[begin Data records]

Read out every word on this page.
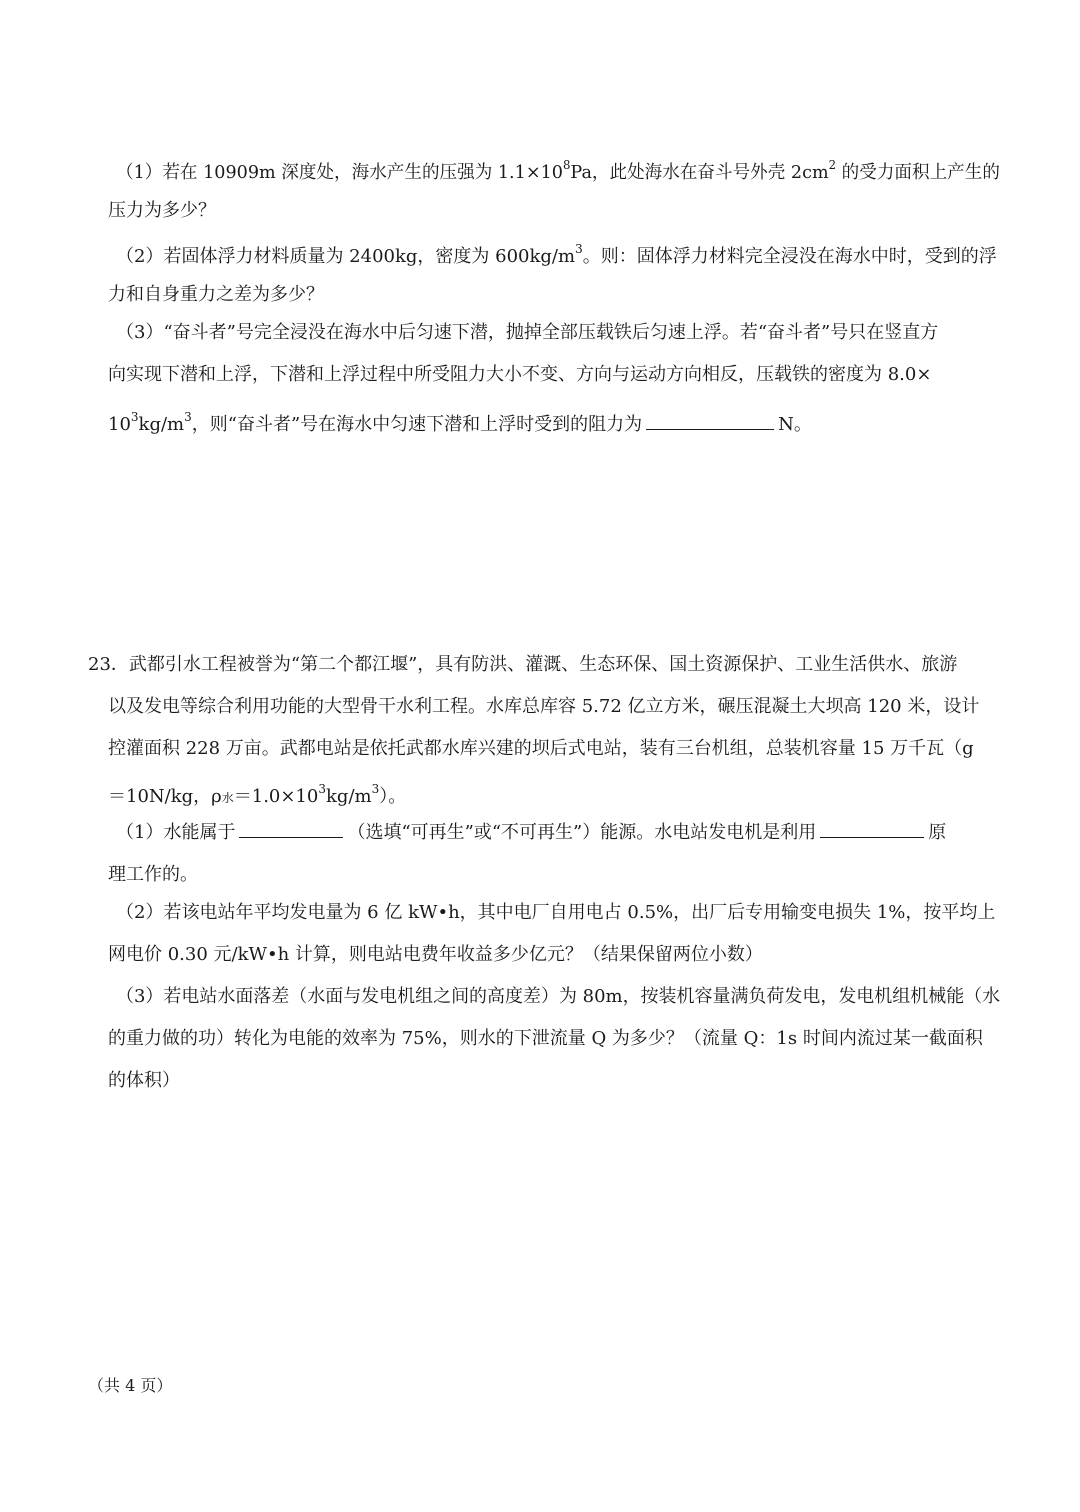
（1）若在 10909m 深度处，海水产生的压强为 $1.1\times 10^8Pa$，此处海水在奋斗号外壳 $2cm^2$ 的受力面积上产生的
压力为多少？
（2）若固体浮力材料质量为 2400kg，密度为 $600kg/m^3$。则：固体浮力材料完全浸没在海水中时，受到的浮
力和自身重力之差为多少？
（3）“奋斗者”号完全浸没在海水中后匀速下潜，抛掉全部压载铁后匀速上浮。若“奋斗者”号只在竖直方
向实现下潜和上浮，下潜和上浮过程中所受阻力大小不变、方向与运动方向相反，压载铁的密度为 8.0×
$10^3kg/m^3$，则“奋斗者”号在海水中匀速下潜和上浮时受到的阻力为	N。
23．武都引水工程被誉为“第二个都江堰”，具有防洪、灌溉、生态环保、国土资源保护、工业生活供水、旅游
以及发电等综合利用功能的大型骨干水利工程。水库总库容 5.72 亿立方米，碾压混凝土大坝高 120 米，设计
控灌面积 228 万亩。武都电站是依托武都水库兴建的坝后式电站，装有三台机组，总装机容量 15 万千瓦（g
＝10N/kg，ρ水$=1.0\times 10^3kg/m^3$）。
（1）水能属于	（选填“可再生”或“不可再生”）能源。水电站发电机是利用	原
理工作的。
（2）若该电站年平均发电量为 6 亿 kW•h，其中电厂自用电占 0.5%，出厂后专用输变电损失 1%，按平均上
网电价 0.30 元/kW•h 计算，则电站电费年收益多少亿元？（结果保留两位小数）
（3）若电站水面落差（水面与发电机组之间的高度差）为 80m，按装机容量满负荷发电，发电机组机械能（水
的重力做的功）转化为电能的效率为 75%，则水的下泄流量 Q 为多少？（流量 Q：1s 时间内流过某一截面积
的体积）
（共 4 页）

[end Data records]

• **What you will do**:
All the records need to be repeated exactly, with the images dropped.

• **The response**:
Read out every word on this page.
（1）若在 10909m 深度处，海水产生的压强为 $1.1\times 10^8Pa$，此处海水在奋斗号外壳 $2cm^2$ 的受力面积上产生的
压力为多少？
（2）若固体浮力材料质量为 2400kg，密度为 $600kg/m^3$。则：固体浮力材料完全浸没在海水中时，受到的浮
力和自身重力之差为多少？
（3）“奋斗者”号完全浸没在海水中后匀速下潜，抛掉全部压载铁后匀速上浮。若“奋斗者”号只在竖直方
向实现下潜和上浮，下潜和上浮过程中所受阻力大小不变、方向与运动方向相反，压载铁的密度为 8.0×
$10^3kg/m^3$，则“奋斗者”号在海水中匀速下潜和上浮时受到的阻力为	N。
23．武都引水工程被誉为“第二个都江堰”，具有防洪、灌溉、生态环保、国土资源保护、工业生活供水、旅游
以及发电等综合利用功能的大型骨干水利工程。水库总库容 5.72 亿立方米，碾压混凝土大坝高 120 米，设计
控灌面积 228 万亩。武都电站是依托武都水库兴建的坝后式电站，装有三台机组，总装机容量 15 万千瓦（g
＝10N/kg，ρ水$=1.0\times 10^3kg/m^3$）。
（1）水能属于	（选填“可再生”或“不可再生”）能源。水电站发电机是利用	原
理工作的。
（2）若该电站年平均发电量为 6 亿 kW•h，其中电厂自用电占 0.5%，出厂后专用输变电损失 1%，按平均上
网电价 0.30 元/kW•h 计算，则电站电费年收益多少亿元？（结果保留两位小数）
（3）若电站水面落差（水面与发电机组之间的高度差）为 80m，按装机容量满负荷发电，发电机组机械能（水
的重力做的功）转化为电能的效率为 75%，则水的下泄流量 Q 为多少？（流量 Q：1s 时间内流过某一截面积
的体积）
（共 4 页）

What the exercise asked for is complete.